▶ Goal
Leave out the pictures and restate the rest of the data exactly.

────────────────────

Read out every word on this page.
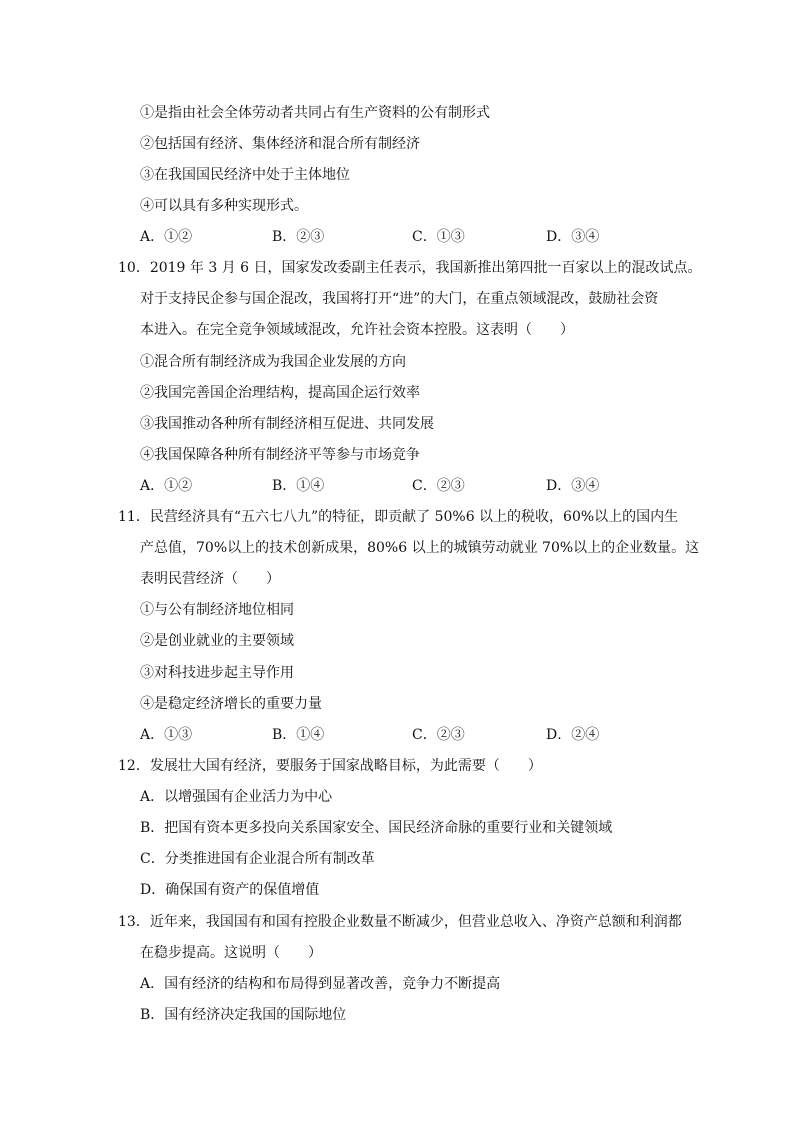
①是指由社会全体劳动者共同占有生产资料的公有制形式
②包括国有经济、集体经济和混合所有制经济
③在我国国民经济中处于主体地位
④可以具有多种实现形式。
A．①②	B．②③	C．①③	D．③④
10．2019 年 3 月 6 日，国家发改委副主任表示，我国新推出第四批一百家以上的混改试点。
对于支持民企参与国企混改，我国将打开“进”的大门，在重点领域混改，鼓励社会资
本进入。在完全竞争领域域混改，允许社会资本控股。这表明（　　）
①混合所有制经济成为我国企业发展的方向
②我国完善国企治理结构，提高国企运行效率
③我国推动各种所有制经济相互促进、共同发展
④我国保障各种所有制经济平等参与市场竞争
A．①②	B．①④	C．②③	D．③④
11．民营经济具有“五六七八九”的特征，即贡献了 50%6 以上的税收，60%以上的国内生
产总值，70%以上的技术创新成果，80%6 以上的城镇劳动就业 70%以上的企业数量。这
表明民营经济（　　）
①与公有制经济地位相同
②是创业就业的主要领域
③对科技进步起主导作用
④是稳定经济增长的重要力量
A．①③	B．①④	C．②③	D．②④
12．发展壮大国有经济，要服务于国家战略目标，为此需要（　　）
A．以增强国有企业活力为中心
B．把国有资本更多投向关系国家安全、国民经济命脉的重要行业和关键领域
C．分类推进国有企业混合所有制改革
D．确保国有资产的保值增值
13．近年来，我国国有和国有控股企业数量不断减少，但营业总收入、净资产总额和利润都
在稳步提高。这说明（　　）
A．国有经济的结构和布局得到显著改善，竞争力不断提高
B．国有经济决定我国的国际地位
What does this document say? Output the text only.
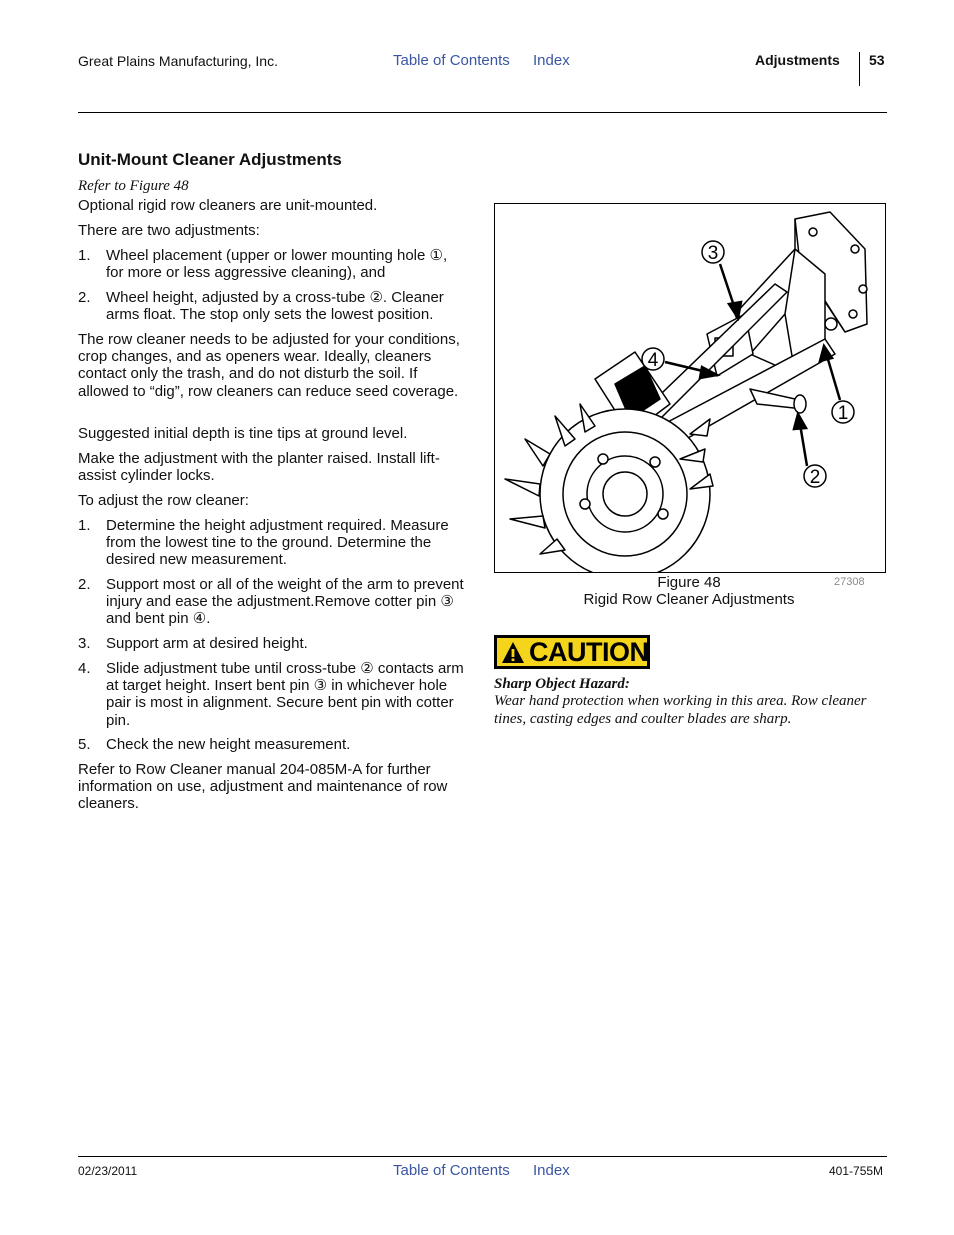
Great Plains Manufacturing, Inc.	Table of Contents Index	Adjustments 53
Unit-Mount Cleaner Adjustments
Refer to Figure 48
Optional rigid row cleaners are unit-mounted.
There are two adjustments:
1. Wheel placement (upper or lower mounting hole ①, for more or less aggressive cleaning), and
2. Wheel height, adjusted by a cross-tube ②. Cleaner arms float. The stop only sets the lowest position.
The row cleaner needs to be adjusted for your conditions, crop changes, and as openers wear. Ideally, cleaners contact only the trash, and do not disturb the soil. If allowed to “dig”, row cleaners can reduce seed coverage.
Suggested initial depth is tine tips at ground level.
Make the adjustment with the planter raised. Install lift-assist cylinder locks.
To adjust the row cleaner:
1. Determine the height adjustment required. Measure from the lowest tine to the ground. Determine the desired new measurement.
2. Support most or all of the weight of the arm to prevent injury and ease the adjustment.Remove cotter pin ③ and bent pin ④.
3. Support arm at desired height.
4. Slide adjustment tube until cross-tube ② contacts arm at target height. Insert bent pin ③ in whichever hole pair is most in alignment. Secure bent pin with cotter pin.
5. Check the new height measurement.
Refer to Row Cleaner manual 204-085M-A for further information on use, adjustment and maintenance of row cleaners.
3
4
1
2
Figure 48
Rigid Row Cleaner Adjustments
27308
CAUTION
Sharp Object Hazard:
Wear hand protection when working in this area. Row cleaner tines, casting edges and coulter blades are sharp.
02/23/2011	Table of Contents Index	401-755M
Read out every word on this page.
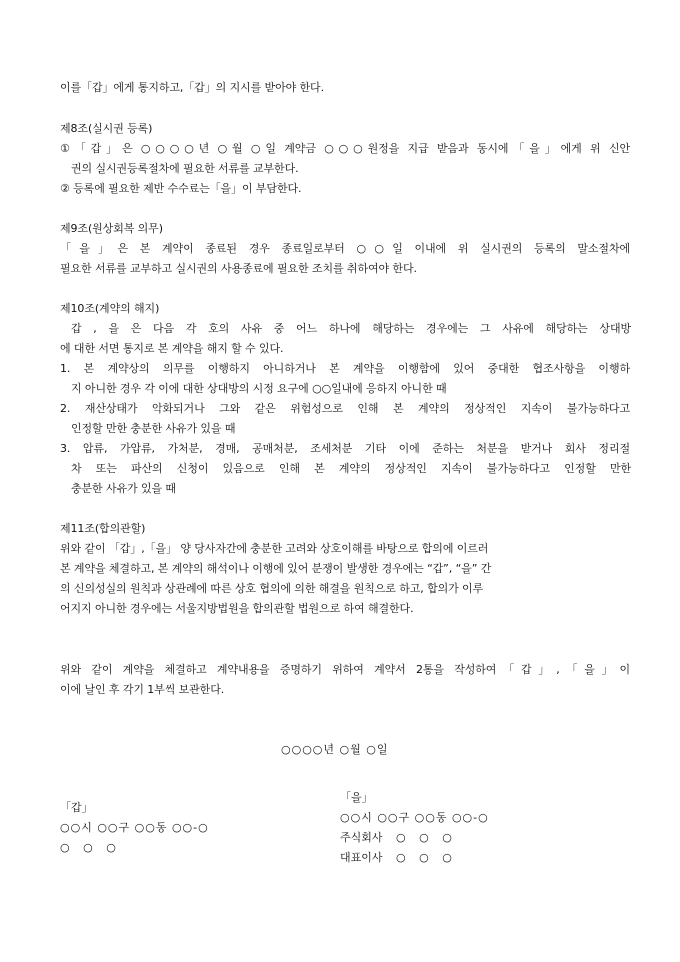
이를「갑」에게 통지하고,「갑」의 지시를 받아야 한다.
제8조(실시권 등록)
①「갑」은 ○○○○년 ○월 ○일 계약금 ○○○원정을 지급 받음과 동시에「을」에게 위 신안
권의 실시권등록절차에 필요한 서류를 교부한다.
② 등록에 필요한 제반 수수료는「을」이 부담한다.
제9조(원상회복 의무)
「을」은 본 계약이 종료된 경우 종료일로부터 ○○일 이내에 위 실시권의 등록의 말소절차에
필요한 서류를 교부하고 실시권의 사용종료에 필요한 조치를 취하여야 한다.
제10조(계약의 해지)
갑 , 을 은 다음 각 호의 사유 중 어느 하나에 해당하는 경우에는 그 사유에 해당하는 상대방
에 대한 서면 통지로 본 계약을 해지 할 수 있다.
1. 본 계약상의 의무를 이행하지 아니하거나 본 계약을 이행함에 있어 중대한 협조사항을 이행하
지 아니한 경우 각 이에 대한 상대방의 시정 요구에 ○○일내에 응하지 아니한 때
2. 재산상태가 악화되거나 그와 같은 위험성으로 인해 본 계약의 정상적인 지속이 불가능하다고
인정할 만한 충분한 사유가 있을 때
3. 압류, 가압류, 가처분, 경매, 공매처분, 조세처분 기타 이에 준하는 처분을 받거나 회사 정리절
차 또는 파산의 신청이 있음으로 인해 본 계약의 정상적인 지속이 불가능하다고 인정할 만한
충분한 사유가 있을 때
제11조(합의관할)
위와 같이 「갑」,「을」 양 당사자간에 충분한 고려와 상호이해를 바탕으로 합의에 이르러
본 계약을 체결하고, 본 계약의 해석이나 이행에 있어 분쟁이 발생한 경우에는 “갑”, “을” 간
의 신의성실의 원칙과 상관례에 따른 상호 협의에 의한 해결을 원칙으로 하고, 합의가 이루
어지지 아니한 경우에는 서울지방법원을 합의관할 법원으로 하여 해결한다.
위와 같이 계약을 체결하고 계약내용을 증명하기 위하여 계약서 2통을 작성하여「갑」,「을」이
이에 날인 후 각기 1부씩 보관한다.
○○○○년 ○월 ○일
「갑」
○○시 ○○구 ○○동 ○○-○
○ ○ ○
「을」
○○시 ○○구 ○○동 ○○-○
주식회사 ○ ○ ○
대표이사 ○ ○ ○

────────────────────

▶ Full response
Read out every word on this page.
①是指由社会全体劳动者共同占有生产资料的公有制形式
②包括国有经济、集体经济和混合所有制经济
③在我国国民经济中处于主体地位
④可以具有多种实现形式。
A．①②	B．②③	C．①③	D．③④
10．2019 年 3 月 6 日，国家发改委副主任表示，我国新推出第四批一百家以上的混改试点。
对于支持民企参与国企混改，我国将打开“进”的大门，在重点领域混改，鼓励社会资
本进入。在完全竞争领域域混改，允许社会资本控股。这表明（　　）
①混合所有制经济成为我国企业发展的方向
②我国完善国企治理结构，提高国企运行效率
③我国推动各种所有制经济相互促进、共同发展
④我国保障各种所有制经济平等参与市场竞争
A．①②	B．①④	C．②③	D．③④
11．民营经济具有“五六七八九”的特征，即贡献了 50%6 以上的税收，60%以上的国内生
产总值，70%以上的技术创新成果，80%6 以上的城镇劳动就业 70%以上的企业数量。这
表明民营经济（　　）
①与公有制经济地位相同
②是创业就业的主要领域
③对科技进步起主导作用
④是稳定经济增长的重要力量
A．①③	B．①④	C．②③	D．②④
12．发展壮大国有经济，要服务于国家战略目标，为此需要（　　）
A．以增强国有企业活力为中心
B．把国有资本更多投向关系国家安全、国民经济命脉的重要行业和关键领域
C．分类推进国有企业混合所有制改革
D．确保国有资产的保值增值
13．近年来，我国国有和国有控股企业数量不断减少，但营业总收入、净资产总额和利润都
在稳步提高。这说明（　　）
A．国有经济的结构和布局得到显著改善，竞争力不断提高
B．国有经济决定我国的国际地位
What does this document say? Output the text only.
Great Plains Manufacturing, Inc.	Table of Contents Index	Adjustments 53
Unit-Mount Cleaner Adjustments
Refer to Figure 48
Optional rigid row cleaners are unit-mounted.
There are two adjustments:
1. Wheel placement (upper or lower mounting hole ①, for more or less aggressive cleaning), and
2. Wheel height, adjusted by a cross-tube ②. Cleaner arms float. The stop only sets the lowest position.
The row cleaner needs to be adjusted for your conditions, crop changes, and as openers wear. Ideally, cleaners contact only the trash, and do not disturb the soil. If allowed to “dig”, row cleaners can reduce seed coverage.
Suggested initial depth is tine tips at ground level.
Make the adjustment with the planter raised. Install lift-assist cylinder locks.
To adjust the row cleaner:
1. Determine the height adjustment required. Measure from the lowest tine to the ground. Determine the desired new measurement.
2. Support most or all of the weight of the arm to prevent injury and ease the adjustment.Remove cotter pin ③ and bent pin ④.
3. Support arm at desired height.
4. Slide adjustment tube until cross-tube ② contacts arm at target height. Insert bent pin ③ in whichever hole pair is most in alignment. Secure bent pin with cotter pin.
5. Check the new height measurement.
Refer to Row Cleaner manual 204-085M-A for further information on use, adjustment and maintenance of row cleaners.
3
4
1
2
Figure 48
Rigid Row Cleaner Adjustments
27308
CAUTION
Sharp Object Hazard:
Wear hand protection when working in this area. Row cleaner tines, casting edges and coulter blades are sharp.
02/23/2011	Table of Contents Index	401-755M
Read out every word on this page.
이를「갑」에게 통지하고,「갑」의 지시를 받아야 한다.
제8조(실시권 등록)
①「갑」은 ○○○○년 ○월 ○일 계약금 ○○○원정을 지급 받음과 동시에「을」에게 위 신안
권의 실시권등록절차에 필요한 서류를 교부한다.
② 등록에 필요한 제반 수수료는「을」이 부담한다.
제9조(원상회복 의무)
「을」은 본 계약이 종료된 경우 종료일로부터 ○○일 이내에 위 실시권의 등록의 말소절차에
필요한 서류를 교부하고 실시권의 사용종료에 필요한 조치를 취하여야 한다.
제10조(계약의 해지)
갑 , 을 은 다음 각 호의 사유 중 어느 하나에 해당하는 경우에는 그 사유에 해당하는 상대방
에 대한 서면 통지로 본 계약을 해지 할 수 있다.
1. 본 계약상의 의무를 이행하지 아니하거나 본 계약을 이행함에 있어 중대한 협조사항을 이행하
지 아니한 경우 각 이에 대한 상대방의 시정 요구에 ○○일내에 응하지 아니한 때
2. 재산상태가 악화되거나 그와 같은 위험성으로 인해 본 계약의 정상적인 지속이 불가능하다고
인정할 만한 충분한 사유가 있을 때
3. 압류, 가압류, 가처분, 경매, 공매처분, 조세처분 기타 이에 준하는 처분을 받거나 회사 정리절
차 또는 파산의 신청이 있음으로 인해 본 계약의 정상적인 지속이 불가능하다고 인정할 만한
충분한 사유가 있을 때
제11조(합의관할)
위와 같이 「갑」,「을」 양 당사자간에 충분한 고려와 상호이해를 바탕으로 합의에 이르러
본 계약을 체결하고, 본 계약의 해석이나 이행에 있어 분쟁이 발생한 경우에는 “갑”, “을” 간
의 신의성실의 원칙과 상관례에 따른 상호 협의에 의한 해결을 원칙으로 하고, 합의가 이루
어지지 아니한 경우에는 서울지방법원을 합의관할 법원으로 하여 해결한다.
위와 같이 계약을 체결하고 계약내용을 증명하기 위하여 계약서 2통을 작성하여「갑」,「을」이
이에 날인 후 각기 1부씩 보관한다.
○○○○년 ○월 ○일
「갑」
○○시 ○○구 ○○동 ○○-○
○ ○ ○
「을」
○○시 ○○구 ○○동 ○○-○
주식회사 ○ ○ ○
대표이사 ○ ○ ○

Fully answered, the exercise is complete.